● **Tarefa proposta 1**:
Extraia do trecho sobre as regras eleitorais a parte que vai de "Para demais informações, entre" até "agosto de 2020)", incluindo ambos os extremos, sem alterar nada.

Outra frequente dúvida, também relacionada ao exercício profissional, é sobre a proibição destinada às emissoras de rádio e televisão de transmitir programa apresentado ou comentado por pré-candidato a partir do dia 30 de junho do ano da eleição, cujo descumprimento pode implicar na imposição da multa e cancelamento do registro da candidatura do beneficiário.

Assim, diante das frequentes dúvidas relacionadas a esses temas, atualmente potencializadas pela possibilidade de alteração da data de realização das eleições municipais, na medida em que afetam diretamente o exercício profissional dos pré-candidatos que necessitam interromper suas atividades para se adequarem às regras do pleito, a equipe do escritório Vieira Barbosa & Carneiro – Advogados divulga o presente Informativo com orientações sobre as regras gerais de desincompatibilização de servidores públicos e apresentação de programa de rádio e televisão por pré-candidato no ano da eleição.

Para demais informações, entre em contato através dos nossos canais. Confira:

DESINCOMPATIBILIZAÇÃO DE SERVIDOR PÚBLICO

(Prazo alterado pela EC 107/2020 ➜ até 15 de agosto de 2020)

Apenas para contextualizar os conceitos já abordados no Informativo Eleitoral nº 04/2020, observa-se que a doutrina conceitua elegibilidade como sendo “o direito público subjetivo atribuído ao cidadão de disputar cargos público-eletivos”[1], também tratada pelo Supremo Tribunal Federal como a “adequação do indivíduo ao regime jurídico – constitucional e legal complementar – do processo eleitoral”[2].

Assim, é imprescindível a qualquer pleiteante a cargo eletivo, inclusive aqueles que pretendem a reeleição, atentar-se às regras constitucionais e legais que permitem ao pretenso candidato exercer a chamada “capacidade eleitoral passiva”, ou seja, a possibilidade de ser votado. E, para isso, o candidato deve se adequar às condições de elegibilidade, e não incidir em nenhuma causa de inelegibilidade.

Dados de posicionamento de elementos
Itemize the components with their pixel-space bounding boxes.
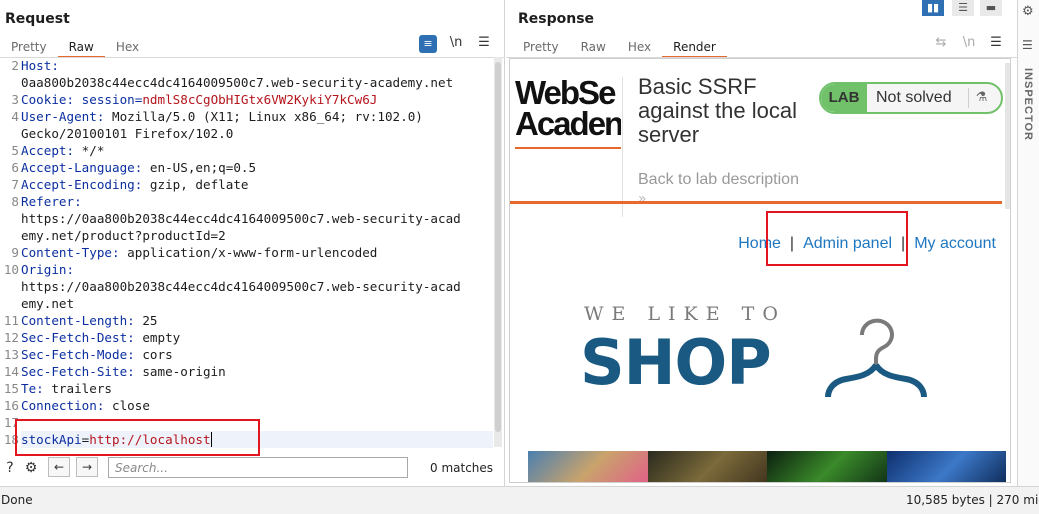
- render-scrollbar[interactable]: [1005, 63, 1010, 209]
- nav-my-account-link[interactable]: My account: [914, 235, 996, 252]
- editor-line: 15 Te: trailers: [3, 381, 112, 396]
- newline-toggle[interactable]: \n: [447, 34, 465, 52]
- highlight-box-body: [15, 419, 260, 456]
- request-tabs: Pretty Raw Hex: [0, 36, 150, 58]
- banner-shop-text: SHOP: [580, 326, 772, 399]
- header-rule: [510, 201, 1002, 204]
- inspector-panel-icon[interactable]: ☰: [1022, 38, 1033, 52]
- editor-scrollbar[interactable]: [494, 57, 502, 447]
- lab-title: Basic SSRF against the local server: [638, 74, 797, 147]
- layout-tabs-icon[interactable]: ▬: [980, 0, 1002, 16]
- highlight-box-admin: [766, 211, 908, 266]
- editor-line: 0aa800b2038c44ecc4dc4164009500c7.web-sec…: [21, 75, 454, 90]
- banner-tagline: WE LIKE TO: [584, 303, 786, 325]
- status-bar: Done 10,585 bytes | 270 millis: [0, 486, 1039, 514]
- product-thumbnail[interactable]: [647, 451, 767, 482]
- gear-icon[interactable]: ⚙: [1022, 4, 1034, 19]
- help-icon[interactable]: ?: [0, 458, 20, 478]
- editor-line: 7 Accept-Encoding: gzip, deflate: [11, 177, 249, 192]
- product-thumbnail[interactable]: [528, 451, 648, 482]
- chevrons-icon: »: [638, 191, 647, 207]
- editor-line: https://0aa800b2038c44ecc4dc4164009500c7…: [21, 279, 461, 294]
- next-match-button[interactable]: →: [76, 457, 98, 477]
- tab-pretty[interactable]: Pretty: [0, 36, 58, 58]
- tab-hex[interactable]: Hex: [617, 36, 662, 58]
- inspector-sidebar[interactable]: ⚙ ☰ INSPECTOR: [1017, 0, 1039, 486]
- editor-line: 12 Sec-Fetch-Dest: empty: [3, 330, 181, 345]
- wrap-lines-icon[interactable]: ≡: [419, 35, 437, 53]
- gear-icon[interactable]: ⚙: [21, 458, 41, 478]
- tab-pretty[interactable]: Pretty: [512, 36, 570, 58]
- response-size: 10,585 bytes | 270 millis: [906, 493, 1039, 507]
- web-security-academy-logo: WebSe Acaden: [515, 77, 621, 142]
- editor-line: emy.net: [21, 296, 75, 311]
- flask-icon: ⚗: [968, 88, 994, 108]
- logo-underline: [515, 147, 621, 149]
- editor-line: Gecko/20100101 Firefox/102.0: [21, 126, 234, 141]
- editor-line: 11 Content-Length: 25: [3, 313, 158, 328]
- editor-line: 13 Sec-Fetch-Mode: cors: [3, 347, 173, 362]
- match-count: 0 matches: [430, 461, 494, 475]
- tab-raw[interactable]: Raw: [570, 36, 617, 58]
- hanger-icon: [825, 318, 927, 398]
- tab-render[interactable]: Render: [662, 36, 727, 58]
- tab-hex[interactable]: Hex: [105, 36, 150, 58]
- editor-line: https://0aa800b2038c44ecc4dc4164009500c7…: [21, 211, 461, 226]
- product-thumbnail[interactable]: [767, 451, 887, 482]
- editor-line: 3 Cookie: session=ndmlS8cCgObHIGtx6VW2Kyk…: [11, 92, 378, 107]
- status-text: Done: [1, 493, 33, 507]
- previous-match-button[interactable]: ←: [48, 457, 70, 477]
- editor-line: 10 Origin:: [3, 262, 75, 277]
- editor-line: emy.net/product?productId=2: [21, 228, 226, 243]
- product-thumbnails: [528, 451, 1006, 482]
- menu-icon[interactable]: ☰: [475, 34, 493, 52]
- lab-state: Not solved: [876, 89, 952, 106]
- product-thumbnail[interactable]: [886, 451, 1006, 482]
- response-tabs: Pretty Raw Hex Render: [512, 36, 727, 58]
- shop-banner: WE LIKE TO SHOP: [580, 303, 940, 399]
- header-divider: [622, 77, 623, 217]
- editor-line: 6 Accept-Language: en-US,en;q=0.5: [11, 160, 257, 175]
- newline-toggle[interactable]: \n: [960, 34, 978, 52]
- tab-raw[interactable]: Raw: [57, 36, 105, 58]
- request-title: Request: [5, 11, 70, 27]
- rendered-page: WebSe Acaden Basic SSRF against the loca…: [509, 58, 1011, 483]
- editor-line: 5 Accept: */*: [11, 143, 105, 158]
- lab-status-widget: LAB Not solved ⚗: [819, 82, 1003, 114]
- lab-badge: LAB: [821, 84, 867, 112]
- inspector-label[interactable]: INSPECTOR: [1022, 68, 1034, 141]
- search-bar: ? ⚙ ← → 0 matches: [0, 454, 505, 482]
- request-editor[interactable]: 2 Host: 0aa800b2038c44ecc4dc4164009500c7.…: [0, 57, 493, 451]
- menu-icon[interactable]: ☰: [987, 34, 1005, 52]
- editor-line: 9 Content-Type: application/x-www-form-ur…: [11, 245, 378, 260]
- search-input[interactable]: [108, 457, 408, 478]
- response-title: Response: [518, 11, 595, 27]
- editor-line: 16 Connection: close: [3, 398, 150, 413]
- editor-line: 14 Sec-Fetch-Site: same-origin: [3, 364, 226, 379]
- back-to-lab-link[interactable]: Back to lab description: [638, 171, 799, 189]
- editor-line: 8 Referer:: [11, 194, 82, 209]
- editor-line: 2 Host:: [11, 58, 59, 73]
- request-pane: Request Pretty Raw Hex ≡ \n ☰ 2 Host: 0aa…: [0, 0, 505, 486]
- response-pane: Response ▮▮ ☰ ▬ Pretty Raw Hex Render ⇆ …: [506, 0, 1017, 486]
- wrap-lines-icon[interactable]: ⇆: [932, 34, 950, 52]
- layout-stacked-icon[interactable]: ☰: [952, 0, 974, 16]
- editor-line: 4 User-Agent: Mozilla/5.0 (X11; Linux x86…: [11, 109, 423, 124]
- layout-side-by-side-icon[interactable]: ▮▮: [922, 0, 944, 16]
- session-cookie-value: ndmlS8cCgObHIGtx6VW2KykiY7kCw6J: [142, 92, 378, 107]
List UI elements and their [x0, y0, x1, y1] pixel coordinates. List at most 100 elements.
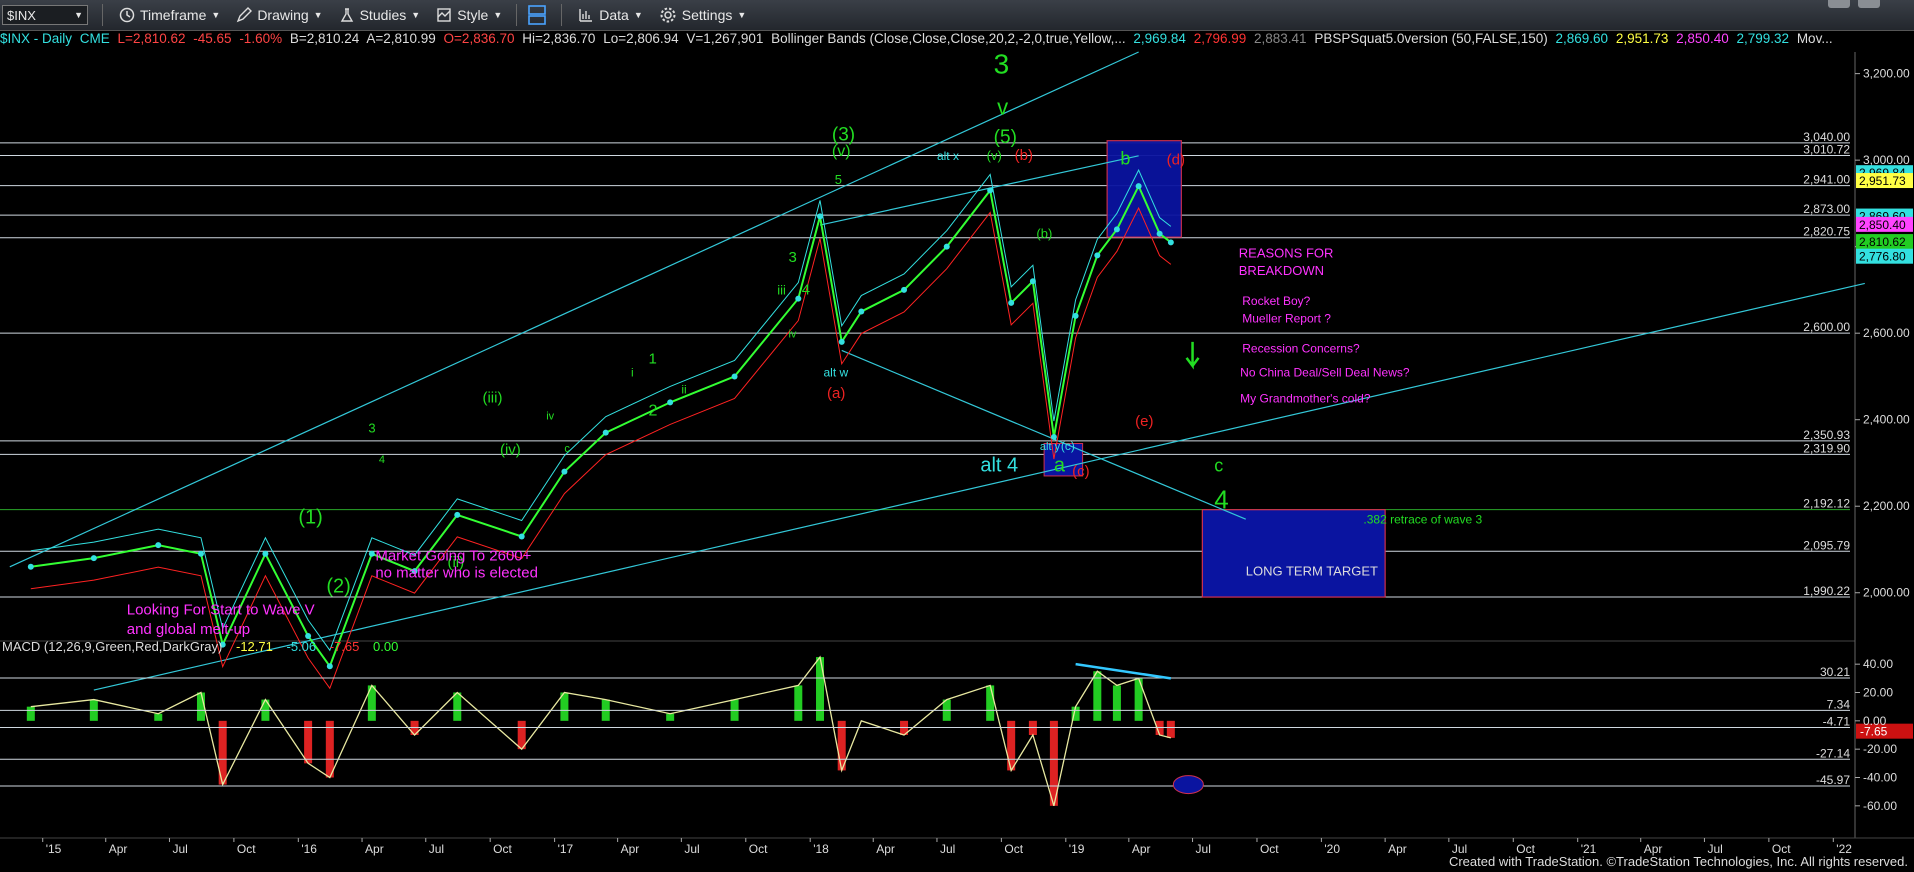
- price-point: [155, 542, 162, 549]
- price-axis-tick-label: 2,400.00: [1863, 413, 1910, 427]
- wave-annotation: (iv): [500, 441, 521, 458]
- wave-annotation: (5): [994, 127, 1017, 148]
- wave-annotation: no matter who is elected: [375, 565, 538, 582]
- time-axis-tick-label: Jul: [684, 842, 699, 856]
- price-point: [943, 243, 950, 250]
- price-point: [1167, 239, 1174, 246]
- price-point: [817, 213, 824, 220]
- wave-annotation: 5: [835, 172, 842, 187]
- wave-annotation: 3: [368, 421, 375, 436]
- time-axis-tick-label: Oct: [237, 842, 256, 856]
- price-level-label: 3,010.72: [1803, 143, 1850, 157]
- wave-annotation: (1): [298, 507, 322, 529]
- price-point: [731, 373, 738, 380]
- price-level-label: 1,990.22: [1803, 584, 1850, 598]
- last-price-tag-label: 2,776.80: [1859, 250, 1906, 264]
- wave-annotation: ii: [681, 383, 686, 397]
- price-axis-tick-label: 3,200.00: [1863, 67, 1910, 81]
- macd-axis-tick-label: -60.00: [1863, 799, 1897, 813]
- time-axis-tick-label: '17: [558, 842, 574, 856]
- price-point: [518, 533, 525, 540]
- macd-target-ellipse: [1172, 775, 1204, 795]
- time-axis-tick-label: Oct: [493, 842, 512, 856]
- macd-level-label: -4.71: [1823, 715, 1851, 729]
- wave-annotation: Recession Concerns?: [1242, 342, 1360, 356]
- wave-annotation: alt x: [937, 149, 959, 163]
- wave-annotation: 4: [1214, 484, 1228, 514]
- wave-annotation: Mueller Report ?: [1242, 311, 1331, 325]
- price-point: [1072, 312, 1079, 319]
- wave-annotation: BREAKDOWN: [1239, 263, 1324, 278]
- time-axis-tick-label: Apr: [1132, 842, 1151, 856]
- wave-annotation: iii: [777, 282, 786, 297]
- price-axis-tick-label: 2,200.00: [1863, 499, 1910, 513]
- macd-histogram-bar: [1007, 720, 1016, 771]
- price-axis-tick-label: 2,600.00: [1863, 326, 1910, 340]
- price-point: [667, 399, 674, 406]
- price-point: [987, 187, 994, 194]
- time-axis-tick-label: Jul: [429, 842, 444, 856]
- macd-histogram-bar: [453, 692, 462, 721]
- price-point: [1156, 230, 1163, 237]
- wave-annotation: My Grandmother's cold?: [1240, 391, 1371, 405]
- macd-histogram-bar: [154, 713, 163, 721]
- time-axis-tick-label: Apr: [365, 842, 384, 856]
- last-price-tag-label: 2,810.62: [1859, 235, 1906, 249]
- wave-annotation: REASONS FOR: [1239, 245, 1334, 260]
- price-line: [30, 183, 1172, 669]
- wave-annotation: (c): [1061, 439, 1075, 453]
- wave-annotation: (v): [987, 148, 1002, 163]
- wave-annotation: alt w: [824, 365, 849, 379]
- macd-axis-tick-label: -20.00: [1863, 742, 1897, 756]
- wave-annotation: Market Going To 2600+: [375, 547, 531, 564]
- wave-annotation: (a): [827, 385, 845, 402]
- macd-value: 0.00: [373, 639, 399, 654]
- macd-value: -12.71: [235, 639, 273, 654]
- price-point: [1135, 183, 1142, 190]
- time-axis-tick-label: Apr: [876, 842, 895, 856]
- price-point: [454, 511, 461, 518]
- price-point: [27, 563, 34, 570]
- footer-credit: Created with TradeStation. ©TradeStation…: [1448, 854, 1908, 869]
- price-axis-tick-label: 3,000.00: [1863, 153, 1910, 167]
- wave-annotation: (v): [832, 143, 851, 160]
- time-axis-tick-label: Jul: [172, 842, 187, 856]
- wave-annotation: Looking For Start to Wave V: [127, 601, 315, 618]
- macd-histogram-bar: [816, 657, 825, 721]
- macd-level-label: -45.97: [1816, 773, 1850, 787]
- macd-axis-tick-label: 0.00: [1863, 714, 1887, 728]
- wave-annotation: 3: [994, 49, 1010, 80]
- macd-label: MACD (12,26,9,Green,Red,DarkGray): [2, 639, 223, 654]
- wave-annotation: and global melt-up: [127, 621, 250, 638]
- time-axis-tick-label: Oct: [1004, 842, 1023, 856]
- wave-annotation: No China Deal/Sell Deal News?: [1240, 365, 1410, 379]
- macd-value: -5.06: [286, 639, 317, 654]
- price-axis-tick-label: 2,000.00: [1863, 586, 1910, 600]
- macd-value: -7.65: [329, 639, 360, 654]
- time-axis-tick-label: Jul: [940, 842, 955, 856]
- wave-annotation: c: [564, 443, 570, 455]
- last-price-tag-label: 2,951.73: [1859, 174, 1906, 188]
- price-chart[interactable]: 3,040.003,010.722,941.002,873.002,820.75…: [0, 0, 1914, 872]
- macd-histogram-bar: [26, 706, 35, 721]
- macd-axis-tick-label: 40.00: [1863, 657, 1893, 671]
- price-point: [795, 295, 802, 302]
- wave-annotation: 1: [648, 350, 656, 367]
- macd-histogram-bar: [1166, 720, 1175, 738]
- time-axis-tick-label: Apr: [1388, 842, 1407, 856]
- price-level-label: 2,873.00: [1803, 202, 1850, 216]
- long-term-target-box: [1201, 509, 1386, 598]
- price-point: [858, 308, 865, 315]
- macd-level-label: -27.14: [1816, 746, 1850, 760]
- wave-annotation: a: [1054, 455, 1066, 477]
- wave-annotation: c: [1214, 456, 1223, 476]
- down-arrow-icon: [1185, 341, 1200, 370]
- price-point: [602, 429, 609, 436]
- wave-annotation: 4: [802, 281, 810, 298]
- price-point: [1113, 226, 1120, 233]
- macd-line: [30, 655, 1172, 807]
- price-level-label: 2,095.79: [1803, 538, 1850, 552]
- wave-annotation: (b): [1015, 147, 1033, 164]
- price-point: [838, 338, 845, 345]
- price-point: [1050, 434, 1057, 441]
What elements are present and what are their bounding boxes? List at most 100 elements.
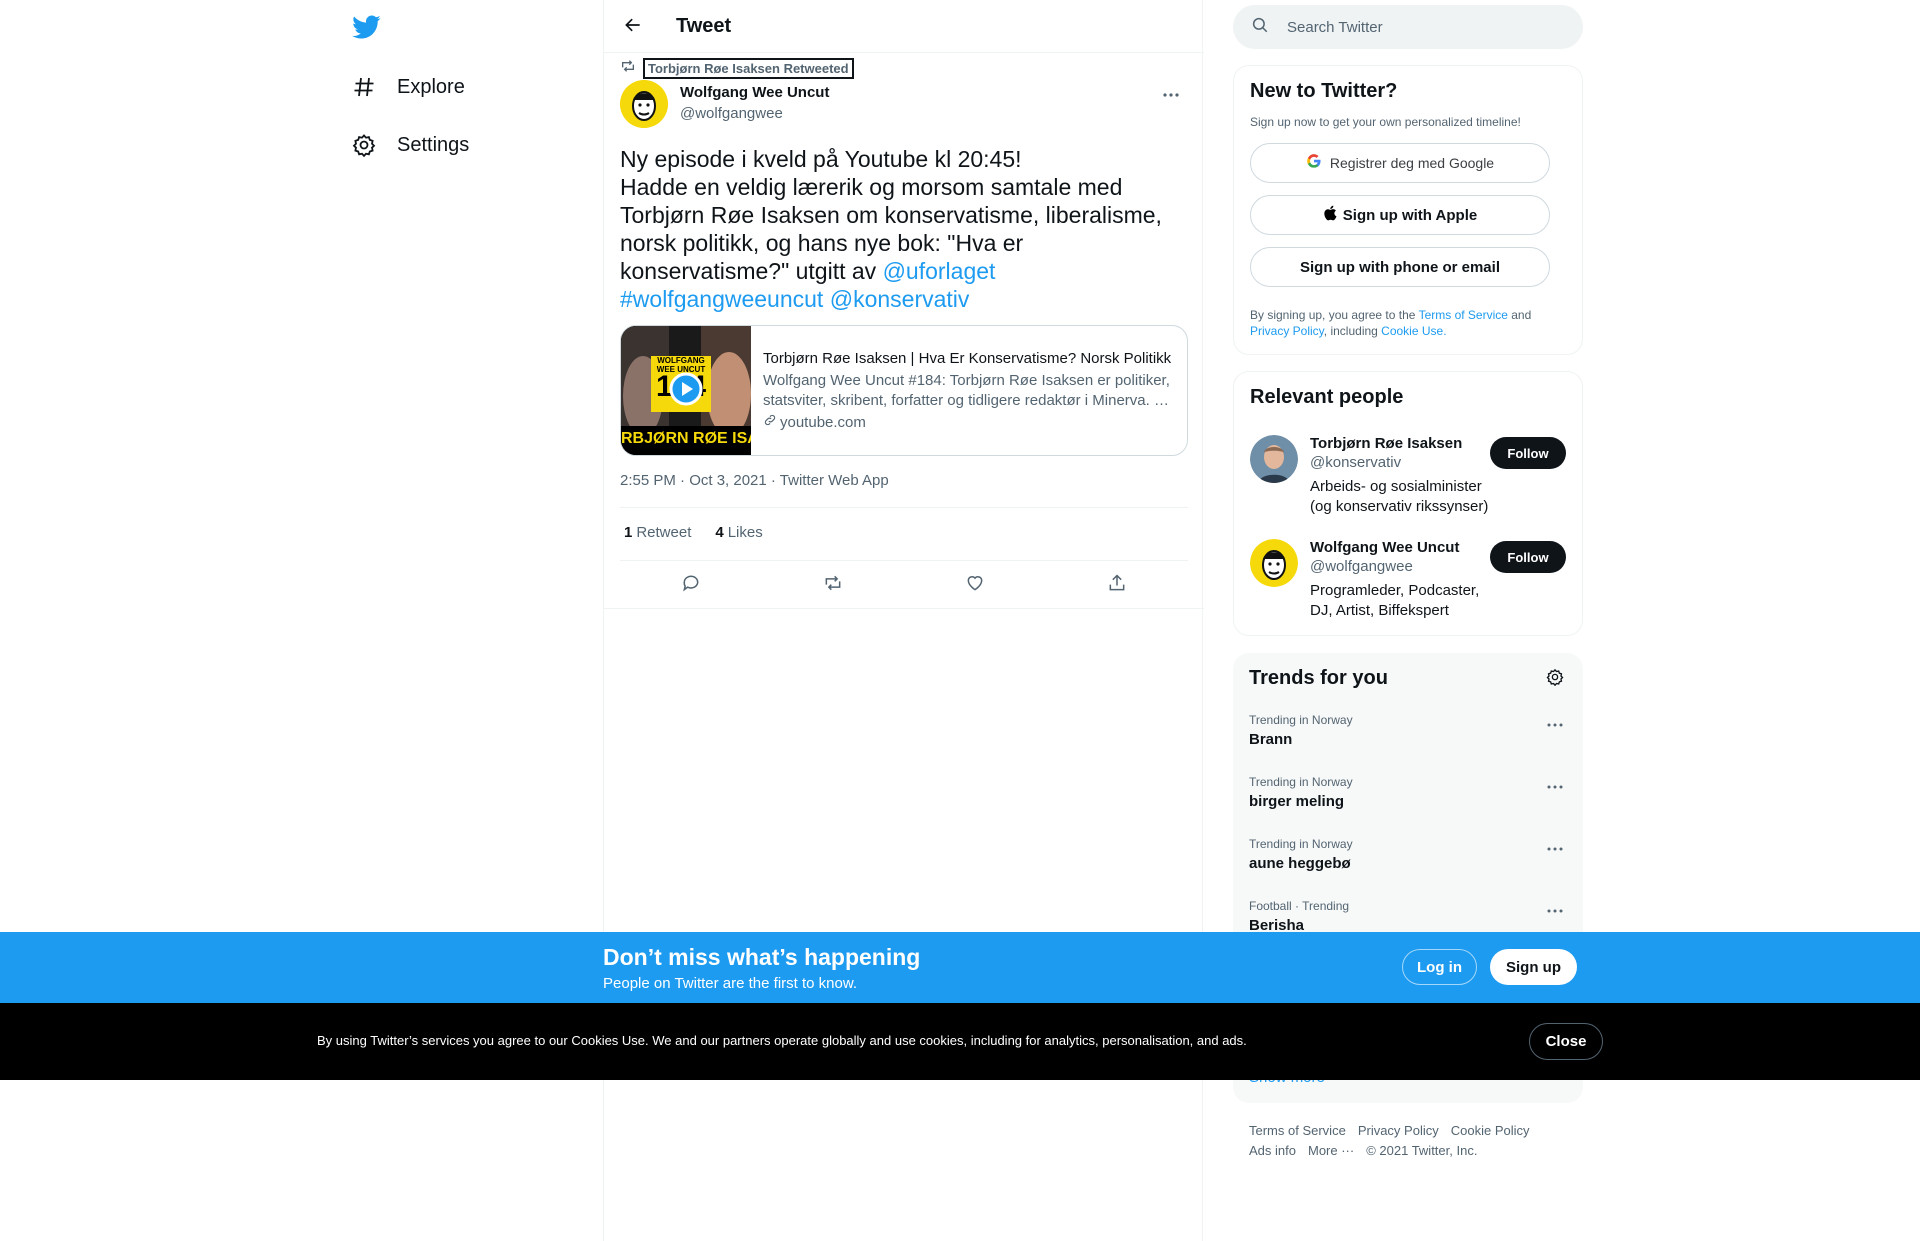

● **Tarefa proposta 2**:
Copie, sem nenhuma alteração, as linhas das entradas que vão da linha com "- price-point: [155, 542, 162, 549]" até a linha com "- wave-annotation: (1): [298, 507, 322, 529]", incluindo as duas.

● **Solução do exercício 1**:
Para demais informações, entre em contato através dos nossos canais. Confira:

DESINCOMPATIBILIZAÇÃO DE SERVIDOR PÚBLICO

(Prazo alterado pela EC 107/2020 ➜ até 15 de agosto de 2020)

● **Solução do exercício 2**:
- price-point: [155, 542, 162, 549]
- price-axis-tick-label: 2,400.00: [1863, 413, 1910, 427]
- wave-annotation: (iv): [500, 441, 521, 458]
- wave-annotation: (5): [994, 127, 1017, 148]
- wave-annotation: no matter who is elected: [375, 565, 538, 582]
- time-axis-tick-label: Jul: [684, 842, 699, 856]
- price-point: [943, 243, 950, 250]
- price-point: [1167, 239, 1174, 246]
- price-point: [817, 213, 824, 220]
- wave-annotation: 5: [835, 172, 842, 187]
- wave-annotation: 3: [368, 421, 375, 436]
- time-axis-tick-label: Oct: [237, 842, 256, 856]
- price-level-label: 3,010.72: [1803, 143, 1850, 157]
- wave-annotation: (1): [298, 507, 322, 529]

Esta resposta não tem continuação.